__Task brief__: Output the material beneath this task exactly, images excluded.
— start of Records to process —
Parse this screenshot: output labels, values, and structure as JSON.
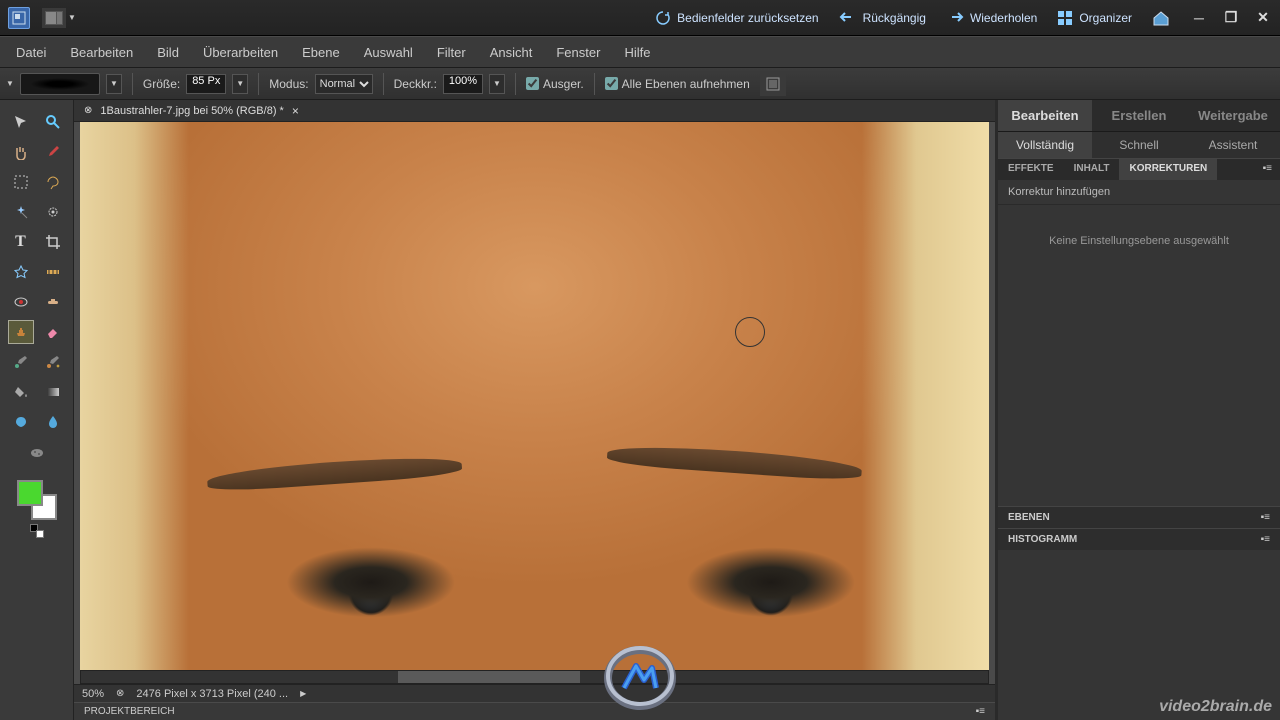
{
  "titlebar": {
    "reset_panels": "Bedienfelder zurücksetzen",
    "undo": "Rückgängig",
    "redo": "Wiederholen",
    "organizer": "Organizer"
  },
  "menu": {
    "items": [
      "Datei",
      "Bearbeiten",
      "Bild",
      "Überarbeiten",
      "Ebene",
      "Auswahl",
      "Filter",
      "Ansicht",
      "Fenster",
      "Hilfe"
    ]
  },
  "options": {
    "size_label": "Größe:",
    "size_value": "85 Px",
    "mode_label": "Modus:",
    "mode_value": "Normal",
    "opacity_label": "Deckkr.:",
    "opacity_value": "100%",
    "ausger_label": "Ausger.",
    "alle_ebenen_label": "Alle Ebenen aufnehmen"
  },
  "document": {
    "tab_title": "1Baustrahler-7.jpg bei 50% (RGB/8) *",
    "zoom": "50%",
    "dimensions": "2476 Pixel x 3713 Pixel (240 ..."
  },
  "project_bar": "PROJEKTBEREICH",
  "right": {
    "top_tabs": {
      "edit": "Bearbeiten",
      "create": "Erstellen",
      "share": "Weitergabe"
    },
    "sub_tabs": {
      "full": "Vollständig",
      "quick": "Schnell",
      "assist": "Assistent"
    },
    "panel_tabs": {
      "effects": "EFFEKTE",
      "content": "INHALT",
      "corrections": "KORREKTUREN"
    },
    "add_correction": "Korrektur hinzufügen",
    "no_layer": "Keine Einstellungsebene ausgewählt",
    "layers": "EBENEN",
    "histogram": "HISTOGRAMM"
  },
  "colors": {
    "fg": "#4ad82f",
    "bg": "#ffffff"
  },
  "watermark": "video2brain.de"
}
— end of Records to process —
__Solution to this exercise__:
Parse this screenshot: output labels, values, and structure as JSON.
{
  "titlebar": {
    "reset_panels": "Bedienfelder zurücksetzen",
    "undo": "Rückgängig",
    "redo": "Wiederholen",
    "organizer": "Organizer"
  },
  "menu": {
    "items": [
      "Datei",
      "Bearbeiten",
      "Bild",
      "Überarbeiten",
      "Ebene",
      "Auswahl",
      "Filter",
      "Ansicht",
      "Fenster",
      "Hilfe"
    ]
  },
  "options": {
    "size_label": "Größe:",
    "size_value": "85 Px",
    "mode_label": "Modus:",
    "mode_value": "Normal",
    "opacity_label": "Deckkr.:",
    "opacity_value": "100%",
    "ausger_label": "Ausger.",
    "alle_ebenen_label": "Alle Ebenen aufnehmen"
  },
  "document": {
    "tab_title": "1Baustrahler-7.jpg bei 50% (RGB/8) *",
    "zoom": "50%",
    "dimensions": "2476 Pixel x 3713 Pixel (240 ..."
  },
  "project_bar": "PROJEKTBEREICH",
  "right": {
    "top_tabs": {
      "edit": "Bearbeiten",
      "create": "Erstellen",
      "share": "Weitergabe"
    },
    "sub_tabs": {
      "full": "Vollständig",
      "quick": "Schnell",
      "assist": "Assistent"
    },
    "panel_tabs": {
      "effects": "EFFEKTE",
      "content": "INHALT",
      "corrections": "KORREKTUREN"
    },
    "add_correction": "Korrektur hinzufügen",
    "no_layer": "Keine Einstellungsebene ausgewählt",
    "layers": "EBENEN",
    "histogram": "HISTOGRAMM"
  },
  "colors": {
    "fg": "#4ad82f",
    "bg": "#ffffff"
  },
  "watermark": "video2brain.de"
}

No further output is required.